Start of Source records

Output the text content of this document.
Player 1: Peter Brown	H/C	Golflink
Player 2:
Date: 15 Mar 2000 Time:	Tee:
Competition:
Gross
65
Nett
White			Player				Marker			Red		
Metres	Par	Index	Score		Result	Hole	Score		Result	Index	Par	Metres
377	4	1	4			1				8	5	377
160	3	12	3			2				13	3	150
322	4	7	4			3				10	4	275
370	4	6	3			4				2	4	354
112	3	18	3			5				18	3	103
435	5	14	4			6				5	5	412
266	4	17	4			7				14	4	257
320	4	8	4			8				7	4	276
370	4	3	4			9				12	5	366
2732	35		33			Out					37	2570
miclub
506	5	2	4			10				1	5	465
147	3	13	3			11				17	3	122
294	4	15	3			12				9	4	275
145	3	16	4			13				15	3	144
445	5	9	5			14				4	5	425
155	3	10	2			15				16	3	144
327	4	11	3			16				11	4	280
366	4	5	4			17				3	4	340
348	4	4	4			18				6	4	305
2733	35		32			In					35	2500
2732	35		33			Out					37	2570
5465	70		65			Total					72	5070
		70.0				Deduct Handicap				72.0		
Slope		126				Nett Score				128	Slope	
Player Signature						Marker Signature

End of Source records

* Given task *
Write out all the entries exactly.

* Solution to this exercise *
Output the text content of this document.
Player 1: Peter Brown	H/C	Golflink
Player 2:
Date: 15 Mar 2000 Time:	Tee:
Competition:
Gross
65
Nett
White			Player				Marker			Red		
Metres	Par	Index	Score		Result	Hole	Score		Result	Index	Par	Metres
377	4	1	4			1				8	5	377
160	3	12	3			2				13	3	150
322	4	7	4			3				10	4	275
370	4	6	3			4				2	4	354
112	3	18	3			5				18	3	103
435	5	14	4			6				5	5	412
266	4	17	4			7				14	4	257
320	4	8	4			8				7	4	276
370	4	3	4			9				12	5	366
2732	35		33			Out					37	2570
miclub
506	5	2	4			10				1	5	465
147	3	13	3			11				17	3	122
294	4	15	3			12				9	4	275
145	3	16	4			13				15	3	144
445	5	9	5			14				4	5	425
155	3	10	2			15				16	3	144
327	4	11	3			16				11	4	280
366	4	5	4			17				3	4	340
348	4	4	4			18				6	4	305
2733	35		32			In					35	2500
2732	35		33			Out					37	2570
5465	70		65			Total					72	5070
		70.0				Deduct Handicap				72.0		
Slope		126				Nett Score				128	Slope	
Player Signature						Marker Signature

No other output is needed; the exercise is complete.